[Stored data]
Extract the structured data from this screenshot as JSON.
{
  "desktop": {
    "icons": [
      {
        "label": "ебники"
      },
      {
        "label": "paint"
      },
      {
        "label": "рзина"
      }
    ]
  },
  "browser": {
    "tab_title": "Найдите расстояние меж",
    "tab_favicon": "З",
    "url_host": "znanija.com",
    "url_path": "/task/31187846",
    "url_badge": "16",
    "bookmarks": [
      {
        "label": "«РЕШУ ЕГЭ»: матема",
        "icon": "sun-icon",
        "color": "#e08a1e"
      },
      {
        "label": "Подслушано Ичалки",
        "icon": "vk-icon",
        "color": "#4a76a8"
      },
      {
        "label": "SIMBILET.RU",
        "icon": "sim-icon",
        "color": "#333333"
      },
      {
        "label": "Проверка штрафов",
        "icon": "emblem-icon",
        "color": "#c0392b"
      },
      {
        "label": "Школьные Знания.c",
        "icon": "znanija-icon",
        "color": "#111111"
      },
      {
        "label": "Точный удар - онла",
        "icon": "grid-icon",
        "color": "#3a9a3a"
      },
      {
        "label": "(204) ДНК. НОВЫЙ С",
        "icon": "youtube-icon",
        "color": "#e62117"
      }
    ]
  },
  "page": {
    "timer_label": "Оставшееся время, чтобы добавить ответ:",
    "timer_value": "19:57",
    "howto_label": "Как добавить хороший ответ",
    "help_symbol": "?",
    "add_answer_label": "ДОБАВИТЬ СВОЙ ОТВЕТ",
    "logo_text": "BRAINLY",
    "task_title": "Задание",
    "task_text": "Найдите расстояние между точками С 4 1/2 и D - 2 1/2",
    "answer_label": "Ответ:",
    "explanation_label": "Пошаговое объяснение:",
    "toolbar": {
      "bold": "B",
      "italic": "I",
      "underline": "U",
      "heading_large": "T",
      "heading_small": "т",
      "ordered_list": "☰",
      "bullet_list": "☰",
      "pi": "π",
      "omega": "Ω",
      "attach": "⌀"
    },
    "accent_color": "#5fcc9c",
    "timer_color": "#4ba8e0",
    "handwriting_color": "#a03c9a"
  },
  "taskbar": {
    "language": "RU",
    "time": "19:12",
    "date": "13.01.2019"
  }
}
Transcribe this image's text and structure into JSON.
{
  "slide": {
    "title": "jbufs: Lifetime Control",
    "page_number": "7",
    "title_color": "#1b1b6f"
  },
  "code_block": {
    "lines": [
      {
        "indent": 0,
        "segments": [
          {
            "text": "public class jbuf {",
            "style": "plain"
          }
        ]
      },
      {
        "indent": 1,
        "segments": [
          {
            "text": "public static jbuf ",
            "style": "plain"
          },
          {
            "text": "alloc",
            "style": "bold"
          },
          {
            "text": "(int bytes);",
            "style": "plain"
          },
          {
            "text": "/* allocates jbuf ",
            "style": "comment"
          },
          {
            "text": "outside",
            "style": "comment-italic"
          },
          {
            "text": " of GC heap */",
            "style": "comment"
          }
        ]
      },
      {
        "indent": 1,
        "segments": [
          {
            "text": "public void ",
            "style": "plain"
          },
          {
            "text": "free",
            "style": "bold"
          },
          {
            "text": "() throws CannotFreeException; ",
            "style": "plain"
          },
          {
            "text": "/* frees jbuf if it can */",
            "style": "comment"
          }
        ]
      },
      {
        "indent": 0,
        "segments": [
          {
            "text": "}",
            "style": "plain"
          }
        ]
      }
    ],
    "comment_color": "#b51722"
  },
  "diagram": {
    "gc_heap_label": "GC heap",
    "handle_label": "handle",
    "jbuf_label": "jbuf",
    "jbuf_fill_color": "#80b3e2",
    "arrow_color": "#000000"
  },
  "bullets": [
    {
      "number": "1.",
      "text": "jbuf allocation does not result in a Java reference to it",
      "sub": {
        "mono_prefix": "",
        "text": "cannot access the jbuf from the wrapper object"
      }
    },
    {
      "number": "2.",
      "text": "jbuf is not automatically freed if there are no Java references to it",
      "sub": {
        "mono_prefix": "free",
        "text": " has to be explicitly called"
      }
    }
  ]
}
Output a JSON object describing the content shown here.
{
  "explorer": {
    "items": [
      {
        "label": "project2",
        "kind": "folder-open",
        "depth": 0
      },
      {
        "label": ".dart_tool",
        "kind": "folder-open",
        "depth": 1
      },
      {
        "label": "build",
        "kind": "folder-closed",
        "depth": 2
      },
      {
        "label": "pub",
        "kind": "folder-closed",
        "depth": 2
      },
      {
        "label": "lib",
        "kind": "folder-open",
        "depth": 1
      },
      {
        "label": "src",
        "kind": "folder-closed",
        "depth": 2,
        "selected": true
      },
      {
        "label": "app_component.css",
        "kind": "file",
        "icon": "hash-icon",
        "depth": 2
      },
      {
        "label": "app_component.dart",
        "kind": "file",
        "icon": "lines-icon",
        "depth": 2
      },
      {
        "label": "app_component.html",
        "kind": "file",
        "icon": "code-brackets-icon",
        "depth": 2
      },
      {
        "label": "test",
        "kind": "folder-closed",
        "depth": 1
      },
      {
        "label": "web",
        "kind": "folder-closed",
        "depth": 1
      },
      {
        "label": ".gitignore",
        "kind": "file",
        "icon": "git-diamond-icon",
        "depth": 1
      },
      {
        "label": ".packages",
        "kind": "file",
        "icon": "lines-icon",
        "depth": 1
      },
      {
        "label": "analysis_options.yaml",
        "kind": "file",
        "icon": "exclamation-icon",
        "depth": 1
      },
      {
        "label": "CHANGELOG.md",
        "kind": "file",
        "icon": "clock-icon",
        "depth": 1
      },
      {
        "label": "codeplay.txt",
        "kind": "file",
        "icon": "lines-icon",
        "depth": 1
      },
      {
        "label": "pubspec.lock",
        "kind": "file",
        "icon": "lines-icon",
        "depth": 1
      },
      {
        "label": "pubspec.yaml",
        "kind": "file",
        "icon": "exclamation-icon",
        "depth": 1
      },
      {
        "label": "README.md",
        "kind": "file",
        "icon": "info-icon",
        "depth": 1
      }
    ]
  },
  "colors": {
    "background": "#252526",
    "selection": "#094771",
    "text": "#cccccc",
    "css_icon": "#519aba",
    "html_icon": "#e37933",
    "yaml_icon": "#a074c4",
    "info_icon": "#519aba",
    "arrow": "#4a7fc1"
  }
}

** Job **
Restate every entry word for word.

** Finished task **
Extract the structured data from this screenshot as JSON.
{
  "desktop": {
    "icons": [
      {
        "label": "ебники"
      },
      {
        "label": "paint"
      },
      {
        "label": "рзина"
      }
    ]
  },
  "browser": {
    "tab_title": "Найдите расстояние меж",
    "tab_favicon": "З",
    "url_host": "znanija.com",
    "url_path": "/task/31187846",
    "url_badge": "16",
    "bookmarks": [
      {
        "label": "«РЕШУ ЕГЭ»: матема",
        "icon": "sun-icon",
        "color": "#e08a1e"
      },
      {
        "label": "Подслушано Ичалки",
        "icon": "vk-icon",
        "color": "#4a76a8"
      },
      {
        "label": "SIMBILET.RU",
        "icon": "sim-icon",
        "color": "#333333"
      },
      {
        "label": "Проверка штрафов",
        "icon": "emblem-icon",
        "color": "#c0392b"
      },
      {
        "label": "Школьные Знания.c",
        "icon": "znanija-icon",
        "color": "#111111"
      },
      {
        "label": "Точный удар - онла",
        "icon": "grid-icon",
        "color": "#3a9a3a"
      },
      {
        "label": "(204) ДНК. НОВЫЙ С",
        "icon": "youtube-icon",
        "color": "#e62117"
      }
    ]
  },
  "page": {
    "timer_label": "Оставшееся время, чтобы добавить ответ:",
    "timer_value": "19:57",
    "howto_label": "Как добавить хороший ответ",
    "help_symbol": "?",
    "add_answer_label": "ДОБАВИТЬ СВОЙ ОТВЕТ",
    "logo_text": "BRAINLY",
    "task_title": "Задание",
    "task_text": "Найдите расстояние между точками С 4 1/2 и D - 2 1/2",
    "answer_label": "Ответ:",
    "explanation_label": "Пошаговое объяснение:",
    "toolbar": {
      "bold": "B",
      "italic": "I",
      "underline": "U",
      "heading_large": "T",
      "heading_small": "т",
      "ordered_list": "☰",
      "bullet_list": "☰",
      "pi": "π",
      "omega": "Ω",
      "attach": "⌀"
    },
    "accent_color": "#5fcc9c",
    "timer_color": "#4ba8e0",
    "handwriting_color": "#a03c9a"
  },
  "taskbar": {
    "language": "RU",
    "time": "19:12",
    "date": "13.01.2019"
  }
}
Transcribe this image's text and structure into JSON.
{
  "slide": {
    "title": "jbufs: Lifetime Control",
    "page_number": "7",
    "title_color": "#1b1b6f"
  },
  "code_block": {
    "lines": [
      {
        "indent": 0,
        "segments": [
          {
            "text": "public class jbuf {",
            "style": "plain"
          }
        ]
      },
      {
        "indent": 1,
        "segments": [
          {
            "text": "public static jbuf ",
            "style": "plain"
          },
          {
            "text": "alloc",
            "style": "bold"
          },
          {
            "text": "(int bytes);",
            "style": "plain"
          },
          {
            "text": "/* allocates jbuf ",
            "style": "comment"
          },
          {
            "text": "outside",
            "style": "comment-italic"
          },
          {
            "text": " of GC heap */",
            "style": "comment"
          }
        ]
      },
      {
        "indent": 1,
        "segments": [
          {
            "text": "public void ",
            "style": "plain"
          },
          {
            "text": "free",
            "style": "bold"
          },
          {
            "text": "() throws CannotFreeException; ",
            "style": "plain"
          },
          {
            "text": "/* frees jbuf if it can */",
            "style": "comment"
          }
        ]
      },
      {
        "indent": 0,
        "segments": [
          {
            "text": "}",
            "style": "plain"
          }
        ]
      }
    ],
    "comment_color": "#b51722"
  },
  "diagram": {
    "gc_heap_label": "GC heap",
    "handle_label": "handle",
    "jbuf_label": "jbuf",
    "jbuf_fill_color": "#80b3e2",
    "arrow_color": "#000000"
  },
  "bullets": [
    {
      "number": "1.",
      "text": "jbuf allocation does not result in a Java reference to it",
      "sub": {
        "mono_prefix": "",
        "text": "cannot access the jbuf from the wrapper object"
      }
    },
    {
      "number": "2.",
      "text": "jbuf is not automatically freed if there are no Java references to it",
      "sub": {
        "mono_prefix": "free",
        "text": " has to be explicitly called"
      }
    }
  ]
}
Output a JSON object describing the content shown here.
{
  "explorer": {
    "items": [
      {
        "label": "project2",
        "kind": "folder-open",
        "depth": 0
      },
      {
        "label": ".dart_tool",
        "kind": "folder-open",
        "depth": 1
      },
      {
        "label": "build",
        "kind": "folder-closed",
        "depth": 2
      },
      {
        "label": "pub",
        "kind": "folder-closed",
        "depth": 2
      },
      {
        "label": "lib",
        "kind": "folder-open",
        "depth": 1
      },
      {
        "label": "src",
        "kind": "folder-closed",
        "depth": 2,
        "selected": true
      },
      {
        "label": "app_component.css",
        "kind": "file",
        "icon": "hash-icon",
        "depth": 2
      },
      {
        "label": "app_component.dart",
        "kind": "file",
        "icon": "lines-icon",
        "depth": 2
      },
      {
        "label": "app_component.html",
        "kind": "file",
        "icon": "code-brackets-icon",
        "depth": 2
      },
      {
        "label": "test",
        "kind": "folder-closed",
        "depth": 1
      },
      {
        "label": "web",
        "kind": "folder-closed",
        "depth": 1
      },
      {
        "label": ".gitignore",
        "kind": "file",
        "icon": "git-diamond-icon",
        "depth": 1
      },
      {
        "label": ".packages",
        "kind": "file",
        "icon": "lines-icon",
        "depth": 1
      },
      {
        "label": "analysis_options.yaml",
        "kind": "file",
        "icon": "exclamation-icon",
        "depth": 1
      },
      {
        "label": "CHANGELOG.md",
        "kind": "file",
        "icon": "clock-icon",
        "depth": 1
      },
      {
        "label": "codeplay.txt",
        "kind": "file",
        "icon": "lines-icon",
        "depth": 1
      },
      {
        "label": "pubspec.lock",
        "kind": "file",
        "icon": "lines-icon",
        "depth": 1
      },
      {
        "label": "pubspec.yaml",
        "kind": "file",
        "icon": "exclamation-icon",
        "depth": 1
      },
      {
        "label": "README.md",
        "kind": "file",
        "icon": "info-icon",
        "depth": 1
      }
    ]
  },
  "colors": {
    "background": "#252526",
    "selection": "#094771",
    "text": "#cccccc",
    "css_icon": "#519aba",
    "html_icon": "#e37933",
    "yaml_icon": "#a074c4",
    "info_icon": "#519aba",
    "arrow": "#4a7fc1"
  }
}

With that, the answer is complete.